DIRECTION
Restate the data word for word and leave the images out.

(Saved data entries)
^^^^

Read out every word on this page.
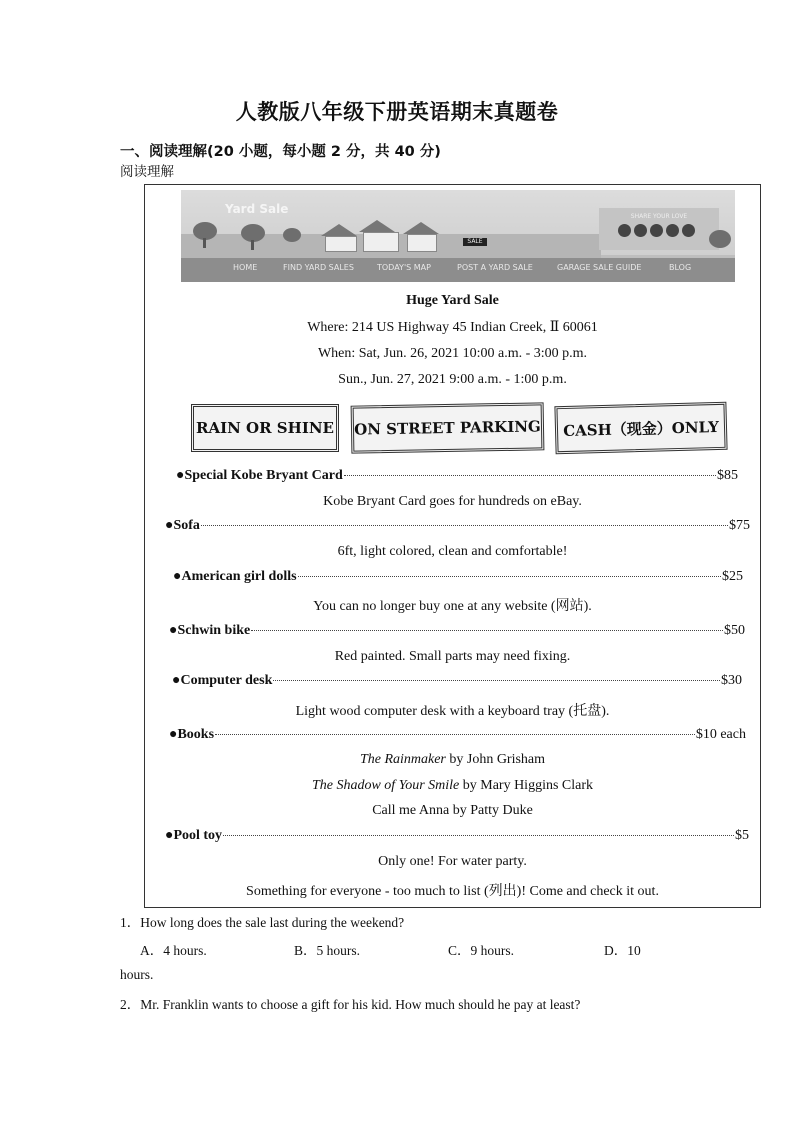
人教版八年级下册英语期末真题卷
一、阅读理解(20 小题，每小题 2 分，共 40 分)
阅读理解
Yard Sale
SALE
SHARE YOUR LOVE
HOME	FIND YARD SALES	TODAY'S MAP	POST A YARD SALE	GARAGE SALE GUIDE	BLOG
Huge Yard Sale
Where: 214 US Highway 45 Indian Creek, Ⅱ 60061
When: Sat, Jun. 26, 2021 10:00 a.m. - 3:00 p.m.
Sun., Jun. 27, 2021 9:00 a.m. - 1:00 p.m.
RAIN OR SHINE	ON STREET PARKING	CASH（现金）ONLY
●Special Kobe Bryant Card	$85
Kobe Bryant Card goes for hundreds on eBay.
●Sofa	$75
6ft, light colored, clean and comfortable!
●American girl dolls	$25
You can no longer buy one at any website (网站).
●Schwin bike	$50
Red painted. Small parts may need fixing.
●Computer desk	$30
Light wood computer desk with a keyboard tray (托盘).
●Books	$10 each
The Rainmaker by John Grisham
The Shadow of Your Smile by Mary Higgins Clark
Call me Anna by Patty Duke
●Pool toy	$5
Only one! For water party.
Something for everyone - too much to list (列出)! Come and check it out.
1．How long does the sale last during the weekend?
A．4 hours.	B．5 hours.	C．9 hours.	D．10
hours.
2．Mr. Franklin wants to choose a gift for his kid. How much should he pay at least?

^^^^

SOLUTION TO THE PROBLEM
Read out every word on this page.
人教版八年级下册英语期末真题卷
一、阅读理解(20 小题，每小题 2 分，共 40 分)
阅读理解
Yard Sale
SALE
SHARE YOUR LOVE
HOME	FIND YARD SALES	TODAY'S MAP	POST A YARD SALE	GARAGE SALE GUIDE	BLOG
Huge Yard Sale
Where: 214 US Highway 45 Indian Creek, Ⅱ 60061
When: Sat, Jun. 26, 2021 10:00 a.m. - 3:00 p.m.
Sun., Jun. 27, 2021 9:00 a.m. - 1:00 p.m.
RAIN OR SHINE	ON STREET PARKING	CASH（现金）ONLY
●Special Kobe Bryant Card	$85
Kobe Bryant Card goes for hundreds on eBay.
●Sofa	$75
6ft, light colored, clean and comfortable!
●American girl dolls	$25
You can no longer buy one at any website (网站).
●Schwin bike	$50
Red painted. Small parts may need fixing.
●Computer desk	$30
Light wood computer desk with a keyboard tray (托盘).
●Books	$10 each
The Rainmaker by John Grisham
The Shadow of Your Smile by Mary Higgins Clark
Call me Anna by Patty Duke
●Pool toy	$5
Only one! For water party.
Something for everyone - too much to list (列出)! Come and check it out.
1．How long does the sale last during the weekend?
A．4 hours.	B．5 hours.	C．9 hours.	D．10
hours.
2．Mr. Franklin wants to choose a gift for his kid. How much should he pay at least?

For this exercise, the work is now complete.